▸ What this task involves
Omit the pictures and output every entry below exactly as written.

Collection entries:
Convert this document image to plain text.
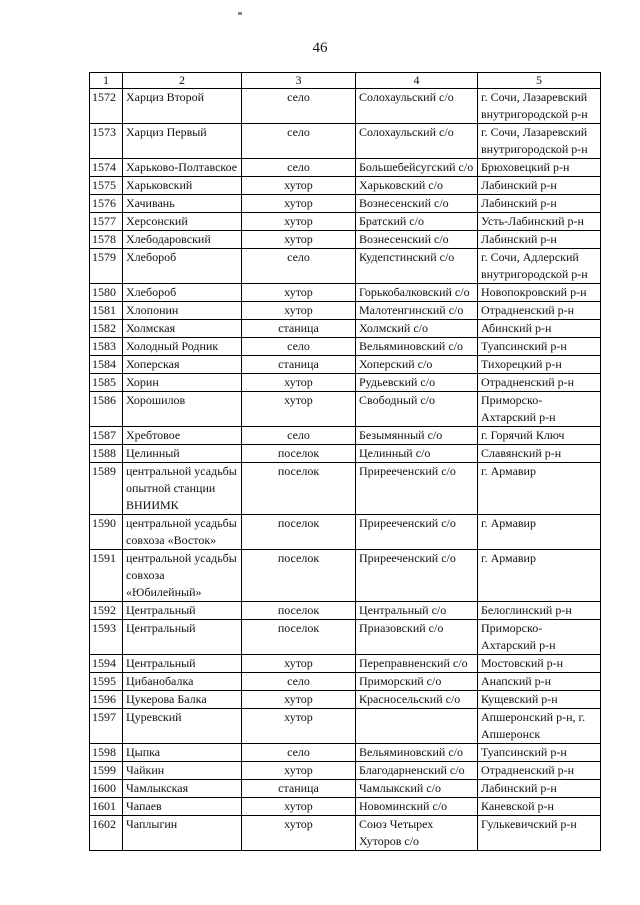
46
1	2	3	4	5
1572	Харциз Второй	село	Солохаульский с/о	г. Сочи, Лазаревский внутригородской р-н
1573	Харциз Первый	село	Солохаульский с/о	г. Сочи, Лазаревский внутригородской р-н
1574	Харьково-Полтавское	село	Большебейсугский с/о	Брюховецкий р-н
1575	Харьковский	хутор	Харьковский с/о	Лабинский р-н
1576	Хачивань	хутор	Вознесенский с/о	Лабинский р-н
1577	Херсонский	хутор	Братский с/о	Усть-Лабинский р-н
1578	Хлебодаровский	хутор	Вознесенский с/о	Лабинский р-н
1579	Хлебороб	село	Кудепстинский с/о	г. Сочи, Адлерский внутригородской р-н
1580	Хлебороб	хутор	Горькобалковский с/о	Новопокровский р-н
1581	Хлопонин	хутор	Малотенгинский с/о	Отрадненский р-н
1582	Холмская	станица	Холмский с/о	Абинский р-н
1583	Холодный Родник	село	Вельяминовский с/о	Туапсинский р-н
1584	Хоперская	станица	Хоперский с/о	Тихорецкий р-н
1585	Хорин	хутор	Рудьевский с/о	Отрадненский р-н
1586	Хорошилов	хутор	Свободный с/о	Приморско-Ахтарский р-н
1587	Хребтовое	село	Безымянный с/о	г. Горячий Ключ
1588	Целинный	поселок	Целинный с/о	Славянский р-н
1589	центральной усадьбы опытной станции ВНИИМК	поселок	Прирееченский с/о	г. Армавир
1590	центральной усадьбы совхоза «Восток»	поселок	Прирееченский с/о	г. Армавир
1591	центральной усадьбы совхоза «Юбилейный»	поселок	Прирееченский с/о	г. Армавир
1592	Центральный	поселок	Центральный с/о	Белоглинский р-н
1593	Центральный	поселок	Приазовский с/о	Приморско-Ахтарский р-н
1594	Центральный	хутор	Переправненский с/о	Мостовский р-н
1595	Цибанобалка	село	Приморский с/о	Анапский р-н
1596	Цукерова Балка	хутор	Красносельский с/о	Кущевский р-н
1597	Цуревский	хутор		Апшеронский р-н, г. Апшеронск
1598	Цыпка	село	Вельяминовский с/о	Туапсинский р-н
1599	Чайкин	хутор	Благодарненский с/о	Отрадненский р-н
1600	Чамлыкская	станица	Чамлыкский с/о	Лабинский р-н
1601	Чапаев	хутор	Новоминский с/о	Каневской р-н
1602	Чаплыгин	хутор	Союз Четырех Хуторов с/о	Гулькевичский р-н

▸ Task output
Convert this document image to plain text.
46
1	2	3	4	5
1572	Харциз Второй	село	Солохаульский с/о	г. Сочи, Лазаревский внутригородской р-н
1573	Харциз Первый	село	Солохаульский с/о	г. Сочи, Лазаревский внутригородской р-н
1574	Харьково-Полтавское	село	Большебейсугский с/о	Брюховецкий р-н
1575	Харьковский	хутор	Харьковский с/о	Лабинский р-н
1576	Хачивань	хутор	Вознесенский с/о	Лабинский р-н
1577	Херсонский	хутор	Братский с/о	Усть-Лабинский р-н
1578	Хлебодаровский	хутор	Вознесенский с/о	Лабинский р-н
1579	Хлебороб	село	Кудепстинский с/о	г. Сочи, Адлерский внутригородской р-н
1580	Хлебороб	хутор	Горькобалковский с/о	Новопокровский р-н
1581	Хлопонин	хутор	Малотенгинский с/о	Отрадненский р-н
1582	Холмская	станица	Холмский с/о	Абинский р-н
1583	Холодный Родник	село	Вельяминовский с/о	Туапсинский р-н
1584	Хоперская	станица	Хоперский с/о	Тихорецкий р-н
1585	Хорин	хутор	Рудьевский с/о	Отрадненский р-н
1586	Хорошилов	хутор	Свободный с/о	Приморско-Ахтарский р-н
1587	Хребтовое	село	Безымянный с/о	г. Горячий Ключ
1588	Целинный	поселок	Целинный с/о	Славянский р-н
1589	центральной усадьбы опытной станции ВНИИМК	поселок	Прирееченский с/о	г. Армавир
1590	центральной усадьбы совхоза «Восток»	поселок	Прирееченский с/о	г. Армавир
1591	центральной усадьбы совхоза «Юбилейный»	поселок	Прирееченский с/о	г. Армавир
1592	Центральный	поселок	Центральный с/о	Белоглинский р-н
1593	Центральный	поселок	Приазовский с/о	Приморско-Ахтарский р-н
1594	Центральный	хутор	Переправненский с/о	Мостовский р-н
1595	Цибанобалка	село	Приморский с/о	Анапский р-н
1596	Цукерова Балка	хутор	Красносельский с/о	Кущевский р-н
1597	Цуревский	хутор		Апшеронский р-н, г. Апшеронск
1598	Цыпка	село	Вельяминовский с/о	Туапсинский р-н
1599	Чайкин	хутор	Благодарненский с/о	Отрадненский р-н
1600	Чамлыкская	станица	Чамлыкский с/о	Лабинский р-н
1601	Чапаев	хутор	Новоминский с/о	Каневской р-н
1602	Чаплыгин	хутор	Союз Четырех Хуторов с/о	Гулькевичский р-н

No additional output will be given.